Exercise requirements: Without pictures, output exactly the lines running from the line containing "Read all visible content and emit it as JSON." to the end of the listing below.

Task input:
# # # # #
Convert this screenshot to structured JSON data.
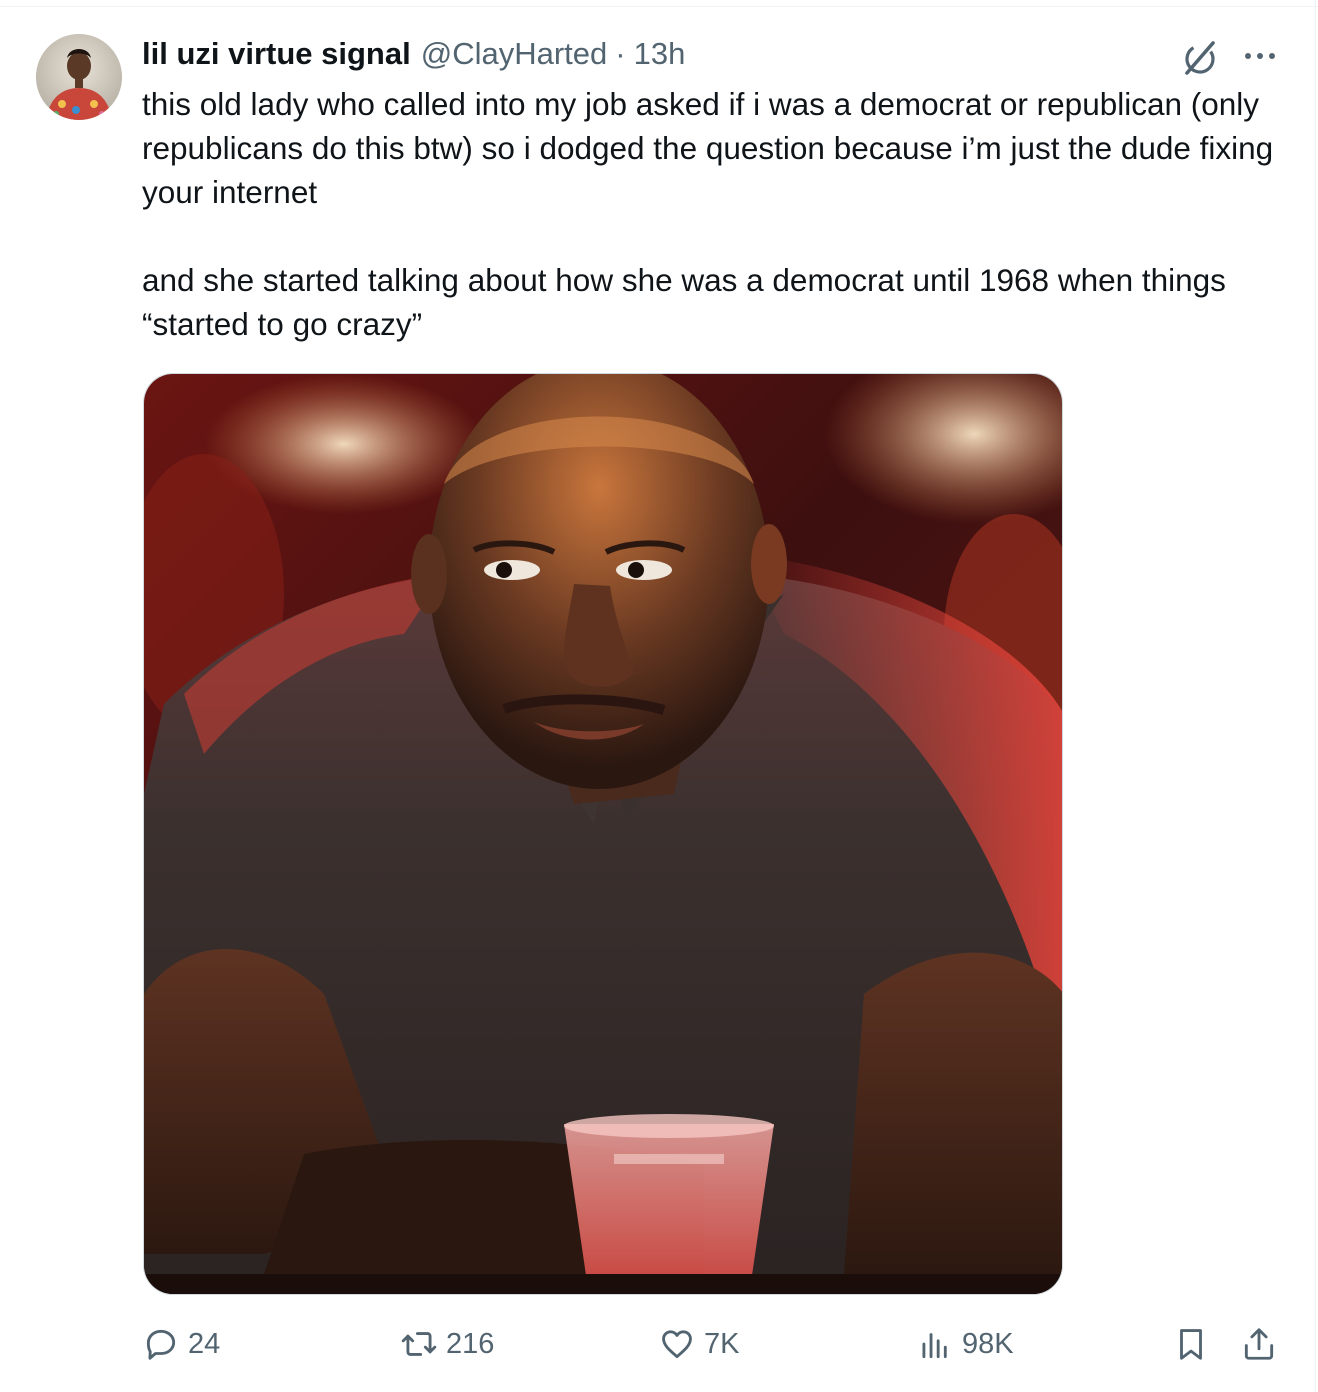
{
  "tweet": {
    "author": {
      "display_name": "lil uzi virtue signal",
      "handle": "@ClayHarted",
      "separator": "·",
      "time": "13h",
      "avatar_icon": "profile-photo"
    },
    "paragraphs": [
      "this old lady who called into my job asked if i was a democrat or republican (only republicans do this btw) so i dodged the question because i’m just the dude fixing your internet",
      "and she started talking about how she was a democrat until 1968 when things “started to go crazy”"
    ],
    "media": {
      "kind": "photo",
      "icon": "photo-man-at-bar-with-red-cup"
    },
    "actions": {
      "replies": "24",
      "reposts": "216",
      "likes": "7K",
      "views": "98K"
    },
    "icons": {
      "grok": "grok-icon",
      "more": "more-icon",
      "reply": "reply-icon",
      "repost": "repost-icon",
      "like": "heart-icon",
      "views": "views-icon",
      "bookmark": "bookmark-icon",
      "share": "share-icon"
    }
  },
  "colors": {
    "text_primary": "#0f1419",
    "text_secondary": "#536471",
    "border": "#cfd9de",
    "background": "#ffffff"
  }
}
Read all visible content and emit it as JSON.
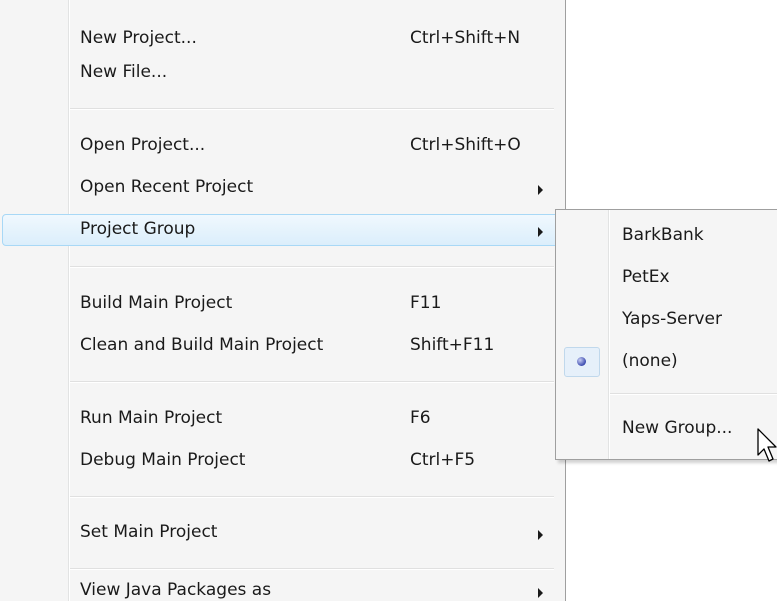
{
  "main_menu": {
    "items": [
      {
        "label": "New Project...",
        "shortcut": "Ctrl+Shift+N"
      },
      {
        "label": "New File...",
        "shortcut": ""
      },
      {
        "label": "Open Project...",
        "shortcut": "Ctrl+Shift+O"
      },
      {
        "label": "Open Recent Project",
        "shortcut": ""
      },
      {
        "label": "Project Group",
        "shortcut": ""
      },
      {
        "label": "Build Main Project",
        "shortcut": "F11"
      },
      {
        "label": "Clean and Build Main Project",
        "shortcut": "Shift+F11"
      },
      {
        "label": "Run Main Project",
        "shortcut": "F6"
      },
      {
        "label": "Debug Main Project",
        "shortcut": "Ctrl+F5"
      },
      {
        "label": "Set Main Project",
        "shortcut": ""
      },
      {
        "label": "View Java Packages as",
        "shortcut": ""
      }
    ]
  },
  "submenu": {
    "items": [
      {
        "label": "BarkBank"
      },
      {
        "label": "PetEx"
      },
      {
        "label": "Yaps-Server"
      },
      {
        "label": "(none)",
        "selected": true
      },
      {
        "label": "New Group..."
      }
    ]
  },
  "icons": {
    "submenu_arrow": "triangle-right",
    "radio": "radio-dot",
    "cursor": "arrow-pointer"
  },
  "colors": {
    "menu_bg": "#f5f5f5",
    "highlight_border": "#a8d8f6",
    "highlight_fill": "#dbeefb"
  }
}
# # # # #
Task output:
Read all visible content and emit it as JSON.
{
  "main_menu": {
    "items": [
      {
        "label": "New Project...",
        "shortcut": "Ctrl+Shift+N"
      },
      {
        "label": "New File...",
        "shortcut": ""
      },
      {
        "label": "Open Project...",
        "shortcut": "Ctrl+Shift+O"
      },
      {
        "label": "Open Recent Project",
        "shortcut": ""
      },
      {
        "label": "Project Group",
        "shortcut": ""
      },
      {
        "label": "Build Main Project",
        "shortcut": "F11"
      },
      {
        "label": "Clean and Build Main Project",
        "shortcut": "Shift+F11"
      },
      {
        "label": "Run Main Project",
        "shortcut": "F6"
      },
      {
        "label": "Debug Main Project",
        "shortcut": "Ctrl+F5"
      },
      {
        "label": "Set Main Project",
        "shortcut": ""
      },
      {
        "label": "View Java Packages as",
        "shortcut": ""
      }
    ]
  },
  "submenu": {
    "items": [
      {
        "label": "BarkBank"
      },
      {
        "label": "PetEx"
      },
      {
        "label": "Yaps-Server"
      },
      {
        "label": "(none)",
        "selected": true
      },
      {
        "label": "New Group..."
      }
    ]
  },
  "icons": {
    "submenu_arrow": "triangle-right",
    "radio": "radio-dot",
    "cursor": "arrow-pointer"
  },
  "colors": {
    "menu_bg": "#f5f5f5",
    "highlight_border": "#a8d8f6",
    "highlight_fill": "#dbeefb"
  }
}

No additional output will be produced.